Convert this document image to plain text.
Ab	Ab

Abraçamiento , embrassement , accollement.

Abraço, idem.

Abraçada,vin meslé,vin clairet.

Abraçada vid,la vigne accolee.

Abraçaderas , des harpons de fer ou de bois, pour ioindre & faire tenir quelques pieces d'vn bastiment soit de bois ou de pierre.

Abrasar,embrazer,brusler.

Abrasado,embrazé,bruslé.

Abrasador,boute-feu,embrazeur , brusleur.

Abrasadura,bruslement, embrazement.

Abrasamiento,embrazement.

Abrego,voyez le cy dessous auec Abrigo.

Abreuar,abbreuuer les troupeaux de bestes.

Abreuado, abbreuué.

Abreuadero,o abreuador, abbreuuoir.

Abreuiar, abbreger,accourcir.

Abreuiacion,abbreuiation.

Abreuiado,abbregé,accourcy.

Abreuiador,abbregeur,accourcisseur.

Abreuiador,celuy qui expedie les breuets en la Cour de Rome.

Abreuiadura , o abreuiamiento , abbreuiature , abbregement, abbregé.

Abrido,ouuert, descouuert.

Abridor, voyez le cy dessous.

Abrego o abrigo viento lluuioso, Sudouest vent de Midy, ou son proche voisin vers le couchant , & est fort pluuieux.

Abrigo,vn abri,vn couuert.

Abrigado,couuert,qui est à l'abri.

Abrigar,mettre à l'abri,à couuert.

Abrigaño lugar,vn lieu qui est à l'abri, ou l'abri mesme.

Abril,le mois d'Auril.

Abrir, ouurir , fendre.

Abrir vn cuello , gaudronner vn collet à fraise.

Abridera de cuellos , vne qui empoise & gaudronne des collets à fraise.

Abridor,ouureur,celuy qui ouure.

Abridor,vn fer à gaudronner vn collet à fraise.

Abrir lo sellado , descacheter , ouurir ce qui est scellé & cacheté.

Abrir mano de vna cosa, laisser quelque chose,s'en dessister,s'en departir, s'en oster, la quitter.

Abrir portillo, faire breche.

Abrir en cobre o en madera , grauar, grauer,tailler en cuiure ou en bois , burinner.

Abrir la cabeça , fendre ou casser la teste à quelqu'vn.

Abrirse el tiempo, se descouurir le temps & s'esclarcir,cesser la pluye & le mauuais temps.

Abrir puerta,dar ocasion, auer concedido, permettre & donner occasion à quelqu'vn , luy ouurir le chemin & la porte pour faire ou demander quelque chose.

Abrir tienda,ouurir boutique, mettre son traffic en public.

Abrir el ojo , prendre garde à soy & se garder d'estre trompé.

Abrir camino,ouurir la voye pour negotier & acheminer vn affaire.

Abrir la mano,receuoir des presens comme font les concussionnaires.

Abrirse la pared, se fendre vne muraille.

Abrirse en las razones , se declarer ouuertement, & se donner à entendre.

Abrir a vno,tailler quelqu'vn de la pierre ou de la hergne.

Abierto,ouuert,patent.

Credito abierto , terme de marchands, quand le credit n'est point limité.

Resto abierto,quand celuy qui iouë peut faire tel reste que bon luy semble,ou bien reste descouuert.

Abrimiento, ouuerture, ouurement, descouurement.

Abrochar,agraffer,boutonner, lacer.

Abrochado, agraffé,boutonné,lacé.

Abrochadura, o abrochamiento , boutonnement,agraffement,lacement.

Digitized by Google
____
◆ REQUIRED TASK
Report back each line of the entries that holds the string "pierre".

◆ RESPONSE BELOW
Abraçaderas , des harpons de fer ou de bois, pour ioindre & faire tenir quelques pieces d'vn bastiment soit de bois ou de pierre.
Abrir a vno,tailler quelqu'vn de la pierre ou de la hergne.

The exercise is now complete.